━━━ RECORD SET ━━━

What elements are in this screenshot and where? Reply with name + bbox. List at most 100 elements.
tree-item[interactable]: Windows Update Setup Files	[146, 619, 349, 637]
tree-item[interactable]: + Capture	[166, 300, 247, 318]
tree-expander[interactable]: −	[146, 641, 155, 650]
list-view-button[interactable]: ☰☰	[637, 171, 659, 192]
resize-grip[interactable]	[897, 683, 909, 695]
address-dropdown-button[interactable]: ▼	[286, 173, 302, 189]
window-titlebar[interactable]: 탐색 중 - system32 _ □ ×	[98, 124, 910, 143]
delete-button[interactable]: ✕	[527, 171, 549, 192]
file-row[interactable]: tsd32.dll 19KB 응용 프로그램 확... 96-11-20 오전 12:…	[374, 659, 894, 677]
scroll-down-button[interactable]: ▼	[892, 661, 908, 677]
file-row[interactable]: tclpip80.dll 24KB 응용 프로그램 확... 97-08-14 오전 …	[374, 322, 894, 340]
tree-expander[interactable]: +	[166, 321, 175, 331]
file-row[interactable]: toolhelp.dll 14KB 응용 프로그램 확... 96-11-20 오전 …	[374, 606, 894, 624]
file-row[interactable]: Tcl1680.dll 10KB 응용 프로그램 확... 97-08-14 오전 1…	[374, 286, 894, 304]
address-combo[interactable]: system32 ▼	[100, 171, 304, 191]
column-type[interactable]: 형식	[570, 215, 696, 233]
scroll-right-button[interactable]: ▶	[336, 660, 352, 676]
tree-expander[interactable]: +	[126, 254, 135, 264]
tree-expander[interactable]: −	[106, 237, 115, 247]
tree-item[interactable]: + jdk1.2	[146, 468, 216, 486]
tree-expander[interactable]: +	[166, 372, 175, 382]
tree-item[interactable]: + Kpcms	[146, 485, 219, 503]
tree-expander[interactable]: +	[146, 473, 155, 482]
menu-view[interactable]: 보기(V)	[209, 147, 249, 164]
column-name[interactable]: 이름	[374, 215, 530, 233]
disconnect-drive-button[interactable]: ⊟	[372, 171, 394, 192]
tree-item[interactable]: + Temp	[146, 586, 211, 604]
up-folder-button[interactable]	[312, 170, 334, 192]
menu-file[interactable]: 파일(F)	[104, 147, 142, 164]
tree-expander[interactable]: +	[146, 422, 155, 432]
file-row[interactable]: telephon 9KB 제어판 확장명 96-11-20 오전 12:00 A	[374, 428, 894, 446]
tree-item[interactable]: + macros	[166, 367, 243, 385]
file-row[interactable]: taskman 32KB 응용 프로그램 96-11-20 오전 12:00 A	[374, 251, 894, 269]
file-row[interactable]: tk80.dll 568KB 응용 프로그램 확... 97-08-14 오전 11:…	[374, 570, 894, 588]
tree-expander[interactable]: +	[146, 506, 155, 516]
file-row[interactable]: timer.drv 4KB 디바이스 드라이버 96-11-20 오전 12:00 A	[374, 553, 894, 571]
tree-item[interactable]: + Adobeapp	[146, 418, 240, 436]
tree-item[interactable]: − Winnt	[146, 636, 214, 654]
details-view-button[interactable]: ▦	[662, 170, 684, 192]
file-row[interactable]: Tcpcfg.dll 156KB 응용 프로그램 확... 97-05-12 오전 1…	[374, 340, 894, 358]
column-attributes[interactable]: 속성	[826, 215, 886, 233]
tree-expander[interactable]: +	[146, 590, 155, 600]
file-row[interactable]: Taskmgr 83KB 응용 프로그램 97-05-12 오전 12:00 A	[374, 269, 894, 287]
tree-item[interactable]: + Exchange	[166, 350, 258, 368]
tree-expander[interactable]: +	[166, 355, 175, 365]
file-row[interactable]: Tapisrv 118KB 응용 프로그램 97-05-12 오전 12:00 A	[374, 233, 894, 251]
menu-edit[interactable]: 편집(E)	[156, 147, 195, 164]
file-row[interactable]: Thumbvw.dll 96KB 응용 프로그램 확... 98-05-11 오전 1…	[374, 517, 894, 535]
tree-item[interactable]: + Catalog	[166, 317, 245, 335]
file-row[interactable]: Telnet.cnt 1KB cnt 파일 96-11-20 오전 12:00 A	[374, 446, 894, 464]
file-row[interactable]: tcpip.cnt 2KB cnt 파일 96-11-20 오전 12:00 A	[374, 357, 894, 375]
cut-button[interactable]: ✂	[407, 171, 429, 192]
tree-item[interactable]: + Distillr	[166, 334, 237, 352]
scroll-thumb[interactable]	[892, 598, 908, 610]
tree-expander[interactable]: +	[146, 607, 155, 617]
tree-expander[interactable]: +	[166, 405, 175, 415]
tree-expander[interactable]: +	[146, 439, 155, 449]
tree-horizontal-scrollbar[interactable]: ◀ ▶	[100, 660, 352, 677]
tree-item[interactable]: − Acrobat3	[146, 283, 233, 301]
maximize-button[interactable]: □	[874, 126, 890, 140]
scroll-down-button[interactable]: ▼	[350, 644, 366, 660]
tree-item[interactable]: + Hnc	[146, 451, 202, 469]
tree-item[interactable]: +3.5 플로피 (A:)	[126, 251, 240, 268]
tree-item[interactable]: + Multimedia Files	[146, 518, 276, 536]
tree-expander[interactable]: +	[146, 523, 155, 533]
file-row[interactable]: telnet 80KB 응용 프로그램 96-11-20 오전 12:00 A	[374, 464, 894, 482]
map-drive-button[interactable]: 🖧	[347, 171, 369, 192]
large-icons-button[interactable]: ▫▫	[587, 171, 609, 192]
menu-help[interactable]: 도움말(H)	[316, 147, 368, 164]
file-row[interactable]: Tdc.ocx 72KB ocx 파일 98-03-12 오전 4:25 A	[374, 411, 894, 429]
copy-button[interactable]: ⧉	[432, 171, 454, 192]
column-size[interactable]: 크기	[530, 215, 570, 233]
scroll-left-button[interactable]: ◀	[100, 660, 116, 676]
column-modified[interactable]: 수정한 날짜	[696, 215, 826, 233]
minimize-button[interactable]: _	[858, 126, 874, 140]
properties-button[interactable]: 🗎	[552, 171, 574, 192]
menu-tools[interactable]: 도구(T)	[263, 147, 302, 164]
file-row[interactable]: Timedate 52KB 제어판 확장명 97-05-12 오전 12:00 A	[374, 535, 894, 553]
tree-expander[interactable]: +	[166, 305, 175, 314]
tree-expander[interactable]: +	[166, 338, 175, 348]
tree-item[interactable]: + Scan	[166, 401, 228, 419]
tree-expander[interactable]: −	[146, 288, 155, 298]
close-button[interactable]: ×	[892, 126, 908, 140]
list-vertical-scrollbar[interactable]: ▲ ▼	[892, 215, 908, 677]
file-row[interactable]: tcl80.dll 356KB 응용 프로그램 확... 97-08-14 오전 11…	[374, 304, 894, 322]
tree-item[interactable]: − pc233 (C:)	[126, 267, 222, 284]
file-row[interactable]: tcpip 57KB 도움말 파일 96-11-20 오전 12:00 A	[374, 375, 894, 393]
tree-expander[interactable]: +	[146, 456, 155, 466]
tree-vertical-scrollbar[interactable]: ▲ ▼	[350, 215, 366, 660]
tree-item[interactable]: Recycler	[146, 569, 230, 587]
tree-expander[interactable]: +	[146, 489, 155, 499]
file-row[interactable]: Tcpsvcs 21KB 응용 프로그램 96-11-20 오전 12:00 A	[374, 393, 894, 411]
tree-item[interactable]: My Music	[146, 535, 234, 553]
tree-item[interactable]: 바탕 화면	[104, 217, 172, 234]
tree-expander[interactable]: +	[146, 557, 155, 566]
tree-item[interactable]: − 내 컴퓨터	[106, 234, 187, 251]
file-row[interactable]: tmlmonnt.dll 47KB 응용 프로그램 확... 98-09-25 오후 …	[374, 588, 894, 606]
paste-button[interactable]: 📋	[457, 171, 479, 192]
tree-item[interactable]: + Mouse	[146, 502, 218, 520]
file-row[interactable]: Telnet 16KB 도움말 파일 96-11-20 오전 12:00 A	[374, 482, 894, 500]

━━━

JOB >> Copy the items verbatim, starting at the first line and ending with the line containing "file-row[interactable]: tsd32.dll 19KB", inclusive.

TASK ANSWER >>
What elements are in this screenshot and where? Reply with name + bbox. List at most 100 elements.
tree-item[interactable]: Windows Update Setup Files	[146, 619, 349, 637]
tree-item[interactable]: + Capture	[166, 300, 247, 318]
tree-expander[interactable]: −	[146, 641, 155, 650]
list-view-button[interactable]: ☰☰	[637, 171, 659, 192]
resize-grip[interactable]	[897, 683, 909, 695]
address-dropdown-button[interactable]: ▼	[286, 173, 302, 189]
window-titlebar[interactable]: 탐색 중 - system32 _ □ ×	[98, 124, 910, 143]
delete-button[interactable]: ✕	[527, 171, 549, 192]
file-row[interactable]: tsd32.dll 19KB 응용 프로그램 확... 96-11-20 오전 12:…	[374, 659, 894, 677]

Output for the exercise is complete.